__Records shown__:
+ + + + + + +

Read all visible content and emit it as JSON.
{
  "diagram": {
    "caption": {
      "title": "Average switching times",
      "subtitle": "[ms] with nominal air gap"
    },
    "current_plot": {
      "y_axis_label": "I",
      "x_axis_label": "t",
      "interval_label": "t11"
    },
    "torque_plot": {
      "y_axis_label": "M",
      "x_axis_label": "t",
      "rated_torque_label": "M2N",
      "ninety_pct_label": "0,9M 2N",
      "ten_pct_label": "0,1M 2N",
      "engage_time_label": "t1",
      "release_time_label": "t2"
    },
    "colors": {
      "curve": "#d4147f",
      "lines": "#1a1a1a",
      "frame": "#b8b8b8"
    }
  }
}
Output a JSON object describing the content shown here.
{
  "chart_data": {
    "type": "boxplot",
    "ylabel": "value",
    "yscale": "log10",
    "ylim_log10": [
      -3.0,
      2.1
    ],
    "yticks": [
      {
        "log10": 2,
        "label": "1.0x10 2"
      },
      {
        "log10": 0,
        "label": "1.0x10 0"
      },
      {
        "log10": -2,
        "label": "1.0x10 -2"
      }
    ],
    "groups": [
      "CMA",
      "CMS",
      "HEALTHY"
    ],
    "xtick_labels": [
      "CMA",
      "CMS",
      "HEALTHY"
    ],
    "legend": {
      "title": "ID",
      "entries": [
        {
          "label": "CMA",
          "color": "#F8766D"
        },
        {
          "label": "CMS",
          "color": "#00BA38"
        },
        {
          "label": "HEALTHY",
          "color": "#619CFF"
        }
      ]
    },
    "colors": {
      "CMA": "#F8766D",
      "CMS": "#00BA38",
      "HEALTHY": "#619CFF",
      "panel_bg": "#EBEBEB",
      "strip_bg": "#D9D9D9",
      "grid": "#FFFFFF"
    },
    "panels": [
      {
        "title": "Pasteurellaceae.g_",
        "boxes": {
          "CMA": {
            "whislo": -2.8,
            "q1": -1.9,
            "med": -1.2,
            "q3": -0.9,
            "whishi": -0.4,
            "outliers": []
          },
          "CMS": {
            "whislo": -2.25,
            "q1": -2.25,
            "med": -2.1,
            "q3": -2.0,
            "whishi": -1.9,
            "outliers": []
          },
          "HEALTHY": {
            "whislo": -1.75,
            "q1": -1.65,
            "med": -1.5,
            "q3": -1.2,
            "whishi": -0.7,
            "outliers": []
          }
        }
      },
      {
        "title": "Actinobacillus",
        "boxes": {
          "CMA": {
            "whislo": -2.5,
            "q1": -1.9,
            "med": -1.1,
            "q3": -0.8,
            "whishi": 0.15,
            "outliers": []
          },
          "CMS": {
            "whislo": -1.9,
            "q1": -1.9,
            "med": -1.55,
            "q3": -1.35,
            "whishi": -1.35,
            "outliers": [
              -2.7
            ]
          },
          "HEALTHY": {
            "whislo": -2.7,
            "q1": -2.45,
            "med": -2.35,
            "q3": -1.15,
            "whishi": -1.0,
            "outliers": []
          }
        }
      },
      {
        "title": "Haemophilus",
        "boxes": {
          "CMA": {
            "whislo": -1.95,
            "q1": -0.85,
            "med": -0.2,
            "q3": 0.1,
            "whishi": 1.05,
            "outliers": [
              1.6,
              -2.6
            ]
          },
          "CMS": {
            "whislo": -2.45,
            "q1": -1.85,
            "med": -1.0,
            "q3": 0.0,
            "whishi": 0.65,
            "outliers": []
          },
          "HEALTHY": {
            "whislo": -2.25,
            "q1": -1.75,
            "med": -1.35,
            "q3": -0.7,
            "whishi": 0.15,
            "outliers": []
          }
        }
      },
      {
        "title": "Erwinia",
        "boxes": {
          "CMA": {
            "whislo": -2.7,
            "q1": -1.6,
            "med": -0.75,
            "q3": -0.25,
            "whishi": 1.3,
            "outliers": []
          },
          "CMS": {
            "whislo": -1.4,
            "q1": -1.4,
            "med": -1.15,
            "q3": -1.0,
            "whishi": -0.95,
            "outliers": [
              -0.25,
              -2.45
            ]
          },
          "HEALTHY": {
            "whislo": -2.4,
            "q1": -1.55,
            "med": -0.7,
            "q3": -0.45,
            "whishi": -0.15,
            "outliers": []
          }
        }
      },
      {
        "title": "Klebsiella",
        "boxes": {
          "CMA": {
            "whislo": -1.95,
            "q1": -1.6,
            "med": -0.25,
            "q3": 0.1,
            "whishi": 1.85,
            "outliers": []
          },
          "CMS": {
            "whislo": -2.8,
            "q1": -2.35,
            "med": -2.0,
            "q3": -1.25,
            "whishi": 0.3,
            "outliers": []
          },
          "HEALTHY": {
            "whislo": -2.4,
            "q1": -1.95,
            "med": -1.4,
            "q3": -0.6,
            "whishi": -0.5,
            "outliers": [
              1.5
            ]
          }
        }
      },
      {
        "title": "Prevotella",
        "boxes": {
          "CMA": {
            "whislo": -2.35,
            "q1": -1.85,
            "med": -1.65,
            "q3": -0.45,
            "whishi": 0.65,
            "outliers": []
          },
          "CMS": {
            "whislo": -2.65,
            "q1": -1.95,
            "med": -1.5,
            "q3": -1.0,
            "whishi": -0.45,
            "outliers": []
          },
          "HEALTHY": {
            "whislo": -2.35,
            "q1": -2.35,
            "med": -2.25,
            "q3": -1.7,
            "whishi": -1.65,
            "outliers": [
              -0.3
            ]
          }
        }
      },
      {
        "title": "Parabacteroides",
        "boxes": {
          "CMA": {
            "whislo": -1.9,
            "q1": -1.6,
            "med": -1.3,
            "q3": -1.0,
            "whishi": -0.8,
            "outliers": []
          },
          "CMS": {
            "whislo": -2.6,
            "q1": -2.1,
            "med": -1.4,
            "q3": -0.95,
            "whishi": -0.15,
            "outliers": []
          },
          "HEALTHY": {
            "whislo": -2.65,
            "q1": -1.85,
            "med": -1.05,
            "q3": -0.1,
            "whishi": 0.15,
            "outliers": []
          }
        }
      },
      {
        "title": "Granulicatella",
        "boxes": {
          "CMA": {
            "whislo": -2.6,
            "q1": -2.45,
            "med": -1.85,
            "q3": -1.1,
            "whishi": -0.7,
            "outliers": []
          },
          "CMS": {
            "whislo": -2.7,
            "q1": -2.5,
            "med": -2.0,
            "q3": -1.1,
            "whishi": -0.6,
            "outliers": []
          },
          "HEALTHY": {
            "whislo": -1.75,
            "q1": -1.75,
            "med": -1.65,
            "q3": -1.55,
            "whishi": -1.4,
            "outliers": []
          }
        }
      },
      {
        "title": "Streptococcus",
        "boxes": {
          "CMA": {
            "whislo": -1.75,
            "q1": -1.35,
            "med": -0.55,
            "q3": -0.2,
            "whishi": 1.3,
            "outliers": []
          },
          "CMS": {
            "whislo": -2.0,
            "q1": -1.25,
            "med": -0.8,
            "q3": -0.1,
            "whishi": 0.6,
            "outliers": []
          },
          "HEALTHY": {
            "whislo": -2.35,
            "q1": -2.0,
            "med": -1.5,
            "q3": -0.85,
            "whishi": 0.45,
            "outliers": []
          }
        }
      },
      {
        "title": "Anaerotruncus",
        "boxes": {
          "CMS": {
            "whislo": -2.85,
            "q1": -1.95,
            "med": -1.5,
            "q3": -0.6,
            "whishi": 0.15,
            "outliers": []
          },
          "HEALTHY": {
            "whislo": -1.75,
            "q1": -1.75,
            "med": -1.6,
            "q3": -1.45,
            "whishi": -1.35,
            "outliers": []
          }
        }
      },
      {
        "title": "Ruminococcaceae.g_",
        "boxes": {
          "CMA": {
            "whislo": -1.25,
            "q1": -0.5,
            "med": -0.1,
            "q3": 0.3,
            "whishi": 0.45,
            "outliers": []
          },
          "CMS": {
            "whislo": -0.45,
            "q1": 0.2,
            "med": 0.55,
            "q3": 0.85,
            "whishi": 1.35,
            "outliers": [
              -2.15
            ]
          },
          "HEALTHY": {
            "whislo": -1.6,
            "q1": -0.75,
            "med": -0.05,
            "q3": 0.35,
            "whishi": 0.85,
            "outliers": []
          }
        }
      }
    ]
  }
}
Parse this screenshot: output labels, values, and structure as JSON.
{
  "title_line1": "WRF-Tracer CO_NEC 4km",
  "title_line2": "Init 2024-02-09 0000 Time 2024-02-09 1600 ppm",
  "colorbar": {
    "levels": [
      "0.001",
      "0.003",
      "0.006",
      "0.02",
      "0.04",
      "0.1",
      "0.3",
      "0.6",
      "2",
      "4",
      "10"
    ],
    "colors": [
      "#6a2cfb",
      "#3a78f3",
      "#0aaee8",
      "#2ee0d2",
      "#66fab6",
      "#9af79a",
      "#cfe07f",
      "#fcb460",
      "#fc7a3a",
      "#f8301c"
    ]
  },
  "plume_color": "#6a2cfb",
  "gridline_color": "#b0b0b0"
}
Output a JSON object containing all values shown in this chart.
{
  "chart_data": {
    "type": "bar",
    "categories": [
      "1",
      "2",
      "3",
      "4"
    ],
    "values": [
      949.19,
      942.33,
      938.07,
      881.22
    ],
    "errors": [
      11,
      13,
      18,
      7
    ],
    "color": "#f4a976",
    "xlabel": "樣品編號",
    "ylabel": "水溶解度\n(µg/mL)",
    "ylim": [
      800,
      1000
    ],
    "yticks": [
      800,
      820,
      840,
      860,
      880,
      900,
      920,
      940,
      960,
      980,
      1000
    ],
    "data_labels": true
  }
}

+ + + + + + +

__Your goal__: Take each line containing the string "values" and copy it out.

__Final result__:
Parse this screenshot: output labels, values, and structure as JSON.
Output a JSON object containing all values shown in this chart.
    "values": [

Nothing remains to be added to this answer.